> [Material]:
++++

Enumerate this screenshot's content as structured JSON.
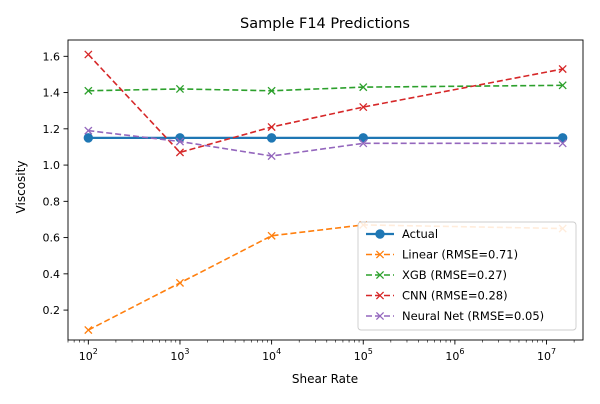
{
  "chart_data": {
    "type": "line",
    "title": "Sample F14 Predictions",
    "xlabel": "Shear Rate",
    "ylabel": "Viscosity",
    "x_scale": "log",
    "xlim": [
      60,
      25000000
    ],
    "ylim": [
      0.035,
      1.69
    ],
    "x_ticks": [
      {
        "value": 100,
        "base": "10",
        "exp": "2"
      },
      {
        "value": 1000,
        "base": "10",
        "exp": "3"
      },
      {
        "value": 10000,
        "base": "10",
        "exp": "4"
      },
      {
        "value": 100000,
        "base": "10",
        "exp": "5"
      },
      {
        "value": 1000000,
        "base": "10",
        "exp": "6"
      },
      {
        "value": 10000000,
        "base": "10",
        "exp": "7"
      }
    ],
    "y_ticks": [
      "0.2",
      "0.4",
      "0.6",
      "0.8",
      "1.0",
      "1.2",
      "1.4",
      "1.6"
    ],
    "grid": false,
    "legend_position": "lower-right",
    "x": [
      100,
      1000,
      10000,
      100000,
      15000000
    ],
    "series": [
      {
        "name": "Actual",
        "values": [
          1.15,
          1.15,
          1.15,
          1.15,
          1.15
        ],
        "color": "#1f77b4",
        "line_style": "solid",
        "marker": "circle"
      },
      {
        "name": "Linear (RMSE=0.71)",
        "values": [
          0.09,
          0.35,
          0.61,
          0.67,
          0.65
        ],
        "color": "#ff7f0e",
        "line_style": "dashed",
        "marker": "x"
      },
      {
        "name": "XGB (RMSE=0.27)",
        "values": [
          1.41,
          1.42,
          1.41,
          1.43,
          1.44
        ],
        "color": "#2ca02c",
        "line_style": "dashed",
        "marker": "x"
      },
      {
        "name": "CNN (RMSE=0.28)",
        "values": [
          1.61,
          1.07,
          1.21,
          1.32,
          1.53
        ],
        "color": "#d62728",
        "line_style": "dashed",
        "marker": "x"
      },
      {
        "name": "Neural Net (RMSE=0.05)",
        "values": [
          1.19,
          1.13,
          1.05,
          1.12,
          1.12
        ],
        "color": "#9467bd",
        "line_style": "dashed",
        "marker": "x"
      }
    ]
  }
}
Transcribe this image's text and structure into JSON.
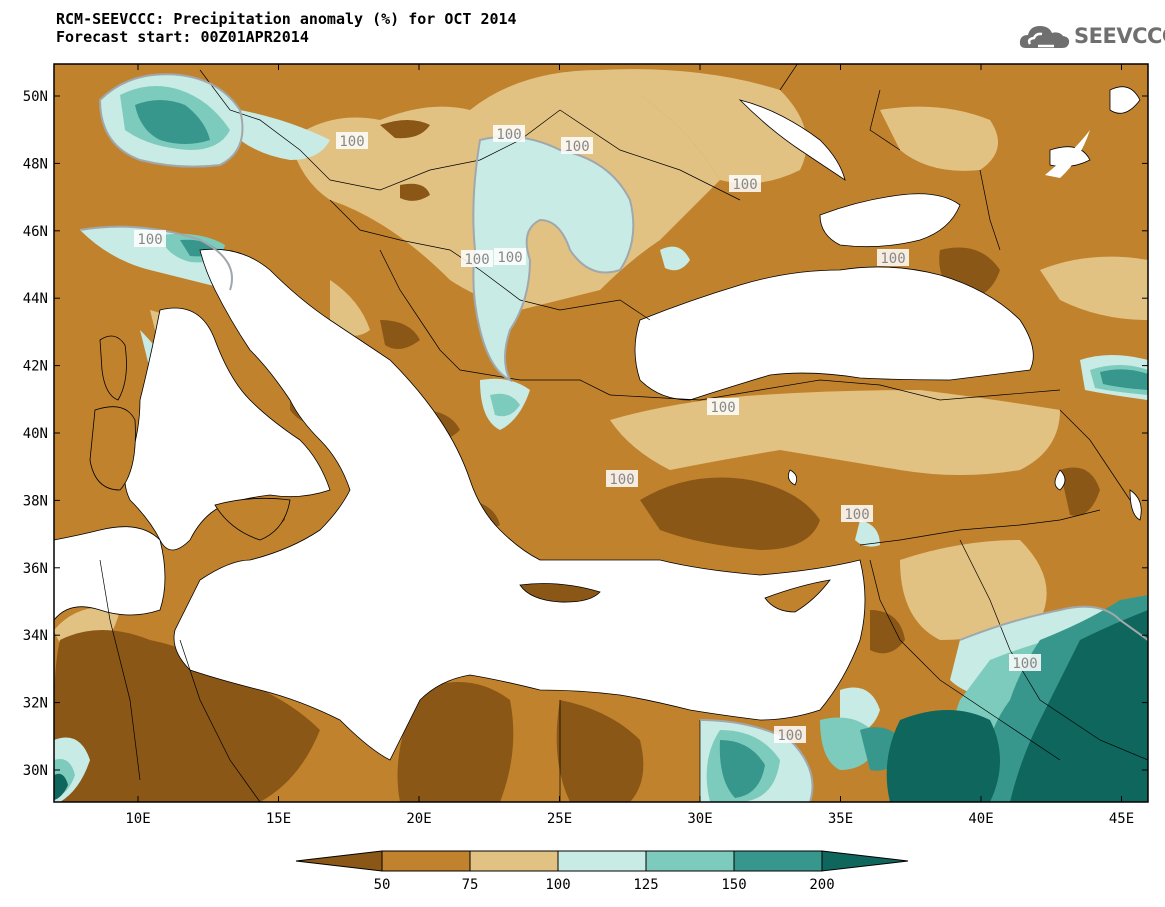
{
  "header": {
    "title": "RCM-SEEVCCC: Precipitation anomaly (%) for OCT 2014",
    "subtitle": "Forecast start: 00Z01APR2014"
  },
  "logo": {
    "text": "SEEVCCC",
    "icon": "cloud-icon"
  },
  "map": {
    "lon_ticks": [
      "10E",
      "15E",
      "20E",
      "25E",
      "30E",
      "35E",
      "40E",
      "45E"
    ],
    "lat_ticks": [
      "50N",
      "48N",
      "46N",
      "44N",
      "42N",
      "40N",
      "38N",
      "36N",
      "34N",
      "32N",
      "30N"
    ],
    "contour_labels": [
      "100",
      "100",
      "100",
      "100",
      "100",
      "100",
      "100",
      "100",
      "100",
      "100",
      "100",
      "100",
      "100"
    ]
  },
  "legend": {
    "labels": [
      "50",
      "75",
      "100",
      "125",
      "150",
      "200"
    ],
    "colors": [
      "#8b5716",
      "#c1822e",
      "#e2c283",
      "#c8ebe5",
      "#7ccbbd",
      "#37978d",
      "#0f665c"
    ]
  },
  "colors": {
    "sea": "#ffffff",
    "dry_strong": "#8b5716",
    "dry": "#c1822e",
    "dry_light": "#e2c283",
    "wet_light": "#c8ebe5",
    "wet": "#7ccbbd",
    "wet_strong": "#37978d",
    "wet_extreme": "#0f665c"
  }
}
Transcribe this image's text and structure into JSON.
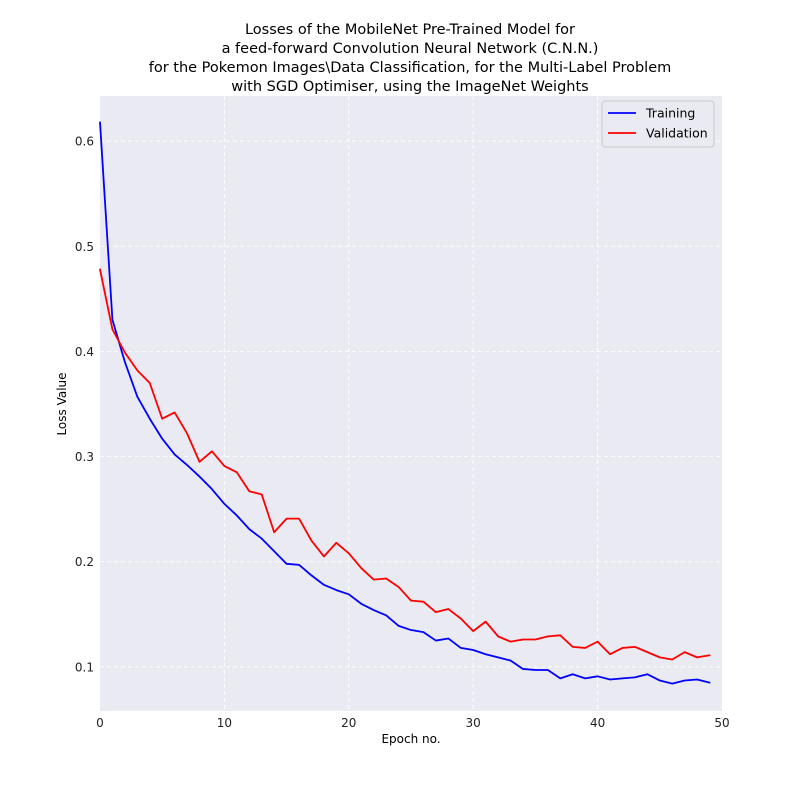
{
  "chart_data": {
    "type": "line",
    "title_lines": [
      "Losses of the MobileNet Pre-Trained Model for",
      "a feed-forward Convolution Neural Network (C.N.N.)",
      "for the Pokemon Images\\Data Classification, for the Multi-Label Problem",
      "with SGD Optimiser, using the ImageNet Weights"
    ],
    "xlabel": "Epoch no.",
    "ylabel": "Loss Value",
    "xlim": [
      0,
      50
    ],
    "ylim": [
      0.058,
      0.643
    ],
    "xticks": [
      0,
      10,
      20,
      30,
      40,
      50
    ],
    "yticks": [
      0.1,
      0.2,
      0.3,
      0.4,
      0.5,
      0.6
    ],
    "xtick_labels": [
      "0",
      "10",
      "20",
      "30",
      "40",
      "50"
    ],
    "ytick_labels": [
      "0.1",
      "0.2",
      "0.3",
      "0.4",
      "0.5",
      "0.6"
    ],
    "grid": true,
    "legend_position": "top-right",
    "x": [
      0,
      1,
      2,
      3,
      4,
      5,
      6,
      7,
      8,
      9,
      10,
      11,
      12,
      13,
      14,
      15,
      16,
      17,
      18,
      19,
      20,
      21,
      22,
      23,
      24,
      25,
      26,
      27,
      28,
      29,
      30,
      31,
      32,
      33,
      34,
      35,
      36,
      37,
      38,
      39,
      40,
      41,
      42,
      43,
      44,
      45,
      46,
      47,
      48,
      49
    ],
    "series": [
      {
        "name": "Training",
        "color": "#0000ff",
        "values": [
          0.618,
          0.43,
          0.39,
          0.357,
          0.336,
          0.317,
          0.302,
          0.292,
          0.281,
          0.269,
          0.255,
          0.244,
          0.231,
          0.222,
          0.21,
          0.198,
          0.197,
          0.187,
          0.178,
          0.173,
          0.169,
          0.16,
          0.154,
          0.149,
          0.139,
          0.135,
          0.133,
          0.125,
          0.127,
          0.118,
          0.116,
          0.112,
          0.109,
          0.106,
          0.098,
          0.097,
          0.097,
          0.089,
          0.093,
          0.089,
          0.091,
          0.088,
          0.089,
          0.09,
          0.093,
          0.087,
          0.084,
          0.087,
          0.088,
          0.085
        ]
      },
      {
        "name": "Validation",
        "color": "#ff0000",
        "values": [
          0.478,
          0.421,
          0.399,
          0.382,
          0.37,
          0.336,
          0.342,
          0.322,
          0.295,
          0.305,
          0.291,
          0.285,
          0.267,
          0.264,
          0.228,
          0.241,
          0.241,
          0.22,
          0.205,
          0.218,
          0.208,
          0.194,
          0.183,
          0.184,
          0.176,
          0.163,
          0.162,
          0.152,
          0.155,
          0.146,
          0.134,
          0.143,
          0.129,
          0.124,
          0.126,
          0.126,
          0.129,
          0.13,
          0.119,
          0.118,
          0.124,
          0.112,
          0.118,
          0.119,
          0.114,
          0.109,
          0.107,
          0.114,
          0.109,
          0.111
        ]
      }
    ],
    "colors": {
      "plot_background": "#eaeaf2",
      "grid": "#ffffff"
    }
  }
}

++++

> [Directions]: Give an exact reproduction of every line, leaving out any picture.

> [Answer to the exercise]:
Enumerate this screenshot's content as structured JSON.
{
  "chart_data": {
    "type": "line",
    "title": "Sample F14 Predictions",
    "xlabel": "Shear Rate",
    "ylabel": "Viscosity",
    "x_scale": "log",
    "xlim": [
      60,
      25000000
    ],
    "ylim": [
      0.035,
      1.69
    ],
    "x_ticks": [
      {
        "value": 100,
        "base": "10",
        "exp": "2"
      },
      {
        "value": 1000,
        "base": "10",
        "exp": "3"
      },
      {
        "value": 10000,
        "base": "10",
        "exp": "4"
      },
      {
        "value": 100000,
        "base": "10",
        "exp": "5"
      },
      {
        "value": 1000000,
        "base": "10",
        "exp": "6"
      },
      {
        "value": 10000000,
        "base": "10",
        "exp": "7"
      }
    ],
    "y_ticks": [
      "0.2",
      "0.4",
      "0.6",
      "0.8",
      "1.0",
      "1.2",
      "1.4",
      "1.6"
    ],
    "grid": false,
    "legend_position": "lower-right",
    "x": [
      100,
      1000,
      10000,
      100000,
      15000000
    ],
    "series": [
      {
        "name": "Actual",
        "values": [
          1.15,
          1.15,
          1.15,
          1.15,
          1.15
        ],
        "color": "#1f77b4",
        "line_style": "solid",
        "marker": "circle"
      },
      {
        "name": "Linear (RMSE=0.71)",
        "values": [
          0.09,
          0.35,
          0.61,
          0.67,
          0.65
        ],
        "color": "#ff7f0e",
        "line_style": "dashed",
        "marker": "x"
      },
      {
        "name": "XGB (RMSE=0.27)",
        "values": [
          1.41,
          1.42,
          1.41,
          1.43,
          1.44
        ],
        "color": "#2ca02c",
        "line_style": "dashed",
        "marker": "x"
      },
      {
        "name": "CNN (RMSE=0.28)",
        "values": [
          1.61,
          1.07,
          1.21,
          1.32,
          1.53
        ],
        "color": "#d62728",
        "line_style": "dashed",
        "marker": "x"
      },
      {
        "name": "Neural Net (RMSE=0.05)",
        "values": [
          1.19,
          1.13,
          1.05,
          1.12,
          1.12
        ],
        "color": "#9467bd",
        "line_style": "dashed",
        "marker": "x"
      }
    ]
  }
}
Transcribe this image's text and structure into JSON.
{
  "header": {
    "title": "RCM-SEEVCCC: Precipitation anomaly (%) for OCT 2014",
    "subtitle": "Forecast start: 00Z01APR2014"
  },
  "logo": {
    "text": "SEEVCCC",
    "icon": "cloud-icon"
  },
  "map": {
    "lon_ticks": [
      "10E",
      "15E",
      "20E",
      "25E",
      "30E",
      "35E",
      "40E",
      "45E"
    ],
    "lat_ticks": [
      "50N",
      "48N",
      "46N",
      "44N",
      "42N",
      "40N",
      "38N",
      "36N",
      "34N",
      "32N",
      "30N"
    ],
    "contour_labels": [
      "100",
      "100",
      "100",
      "100",
      "100",
      "100",
      "100",
      "100",
      "100",
      "100",
      "100",
      "100",
      "100"
    ]
  },
  "legend": {
    "labels": [
      "50",
      "75",
      "100",
      "125",
      "150",
      "200"
    ],
    "colors": [
      "#8b5716",
      "#c1822e",
      "#e2c283",
      "#c8ebe5",
      "#7ccbbd",
      "#37978d",
      "#0f665c"
    ]
  },
  "colors": {
    "sea": "#ffffff",
    "dry_strong": "#8b5716",
    "dry": "#c1822e",
    "dry_light": "#e2c283",
    "wet_light": "#c8ebe5",
    "wet": "#7ccbbd",
    "wet_strong": "#37978d",
    "wet_extreme": "#0f665c"
  }
}
Transcribe this image's text and structure into JSON.
{
  "chart_data": {
    "type": "line",
    "title_lines": [
      "Losses of the MobileNet Pre-Trained Model for",
      "a feed-forward Convolution Neural Network (C.N.N.)",
      "for the Pokemon Images\\Data Classification, for the Multi-Label Problem",
      "with SGD Optimiser, using the ImageNet Weights"
    ],
    "xlabel": "Epoch no.",
    "ylabel": "Loss Value",
    "xlim": [
      0,
      50
    ],
    "ylim": [
      0.058,
      0.643
    ],
    "xticks": [
      0,
      10,
      20,
      30,
      40,
      50
    ],
    "yticks": [
      0.1,
      0.2,
      0.3,
      0.4,
      0.5,
      0.6
    ],
    "xtick_labels": [
      "0",
      "10",
      "20",
      "30",
      "40",
      "50"
    ],
    "ytick_labels": [
      "0.1",
      "0.2",
      "0.3",
      "0.4",
      "0.5",
      "0.6"
    ],
    "grid": true,
    "legend_position": "top-right",
    "x": [
      0,
      1,
      2,
      3,
      4,
      5,
      6,
      7,
      8,
      9,
      10,
      11,
      12,
      13,
      14,
      15,
      16,
      17,
      18,
      19,
      20,
      21,
      22,
      23,
      24,
      25,
      26,
      27,
      28,
      29,
      30,
      31,
      32,
      33,
      34,
      35,
      36,
      37,
      38,
      39,
      40,
      41,
      42,
      43,
      44,
      45,
      46,
      47,
      48,
      49
    ],
    "series": [
      {
        "name": "Training",
        "color": "#0000ff",
        "values": [
          0.618,
          0.43,
          0.39,
          0.357,
          0.336,
          0.317,
          0.302,
          0.292,
          0.281,
          0.269,
          0.255,
          0.244,
          0.231,
          0.222,
          0.21,
          0.198,
          0.197,
          0.187,
          0.178,
          0.173,
          0.169,
          0.16,
          0.154,
          0.149,
          0.139,
          0.135,
          0.133,
          0.125,
          0.127,
          0.118,
          0.116,
          0.112,
          0.109,
          0.106,
          0.098,
          0.097,
          0.097,
          0.089,
          0.093,
          0.089,
          0.091,
          0.088,
          0.089,
          0.09,
          0.093,
          0.087,
          0.084,
          0.087,
          0.088,
          0.085
        ]
      },
      {
        "name": "Validation",
        "color": "#ff0000",
        "values": [
          0.478,
          0.421,
          0.399,
          0.382,
          0.37,
          0.336,
          0.342,
          0.322,
          0.295,
          0.305,
          0.291,
          0.285,
          0.267,
          0.264,
          0.228,
          0.241,
          0.241,
          0.22,
          0.205,
          0.218,
          0.208,
          0.194,
          0.183,
          0.184,
          0.176,
          0.163,
          0.162,
          0.152,
          0.155,
          0.146,
          0.134,
          0.143,
          0.129,
          0.124,
          0.126,
          0.126,
          0.129,
          0.13,
          0.119,
          0.118,
          0.124,
          0.112,
          0.118,
          0.119,
          0.114,
          0.109,
          0.107,
          0.114,
          0.109,
          0.111
        ]
      }
    ],
    "colors": {
      "plot_background": "#eaeaf2",
      "grid": "#ffffff"
    }
  }
}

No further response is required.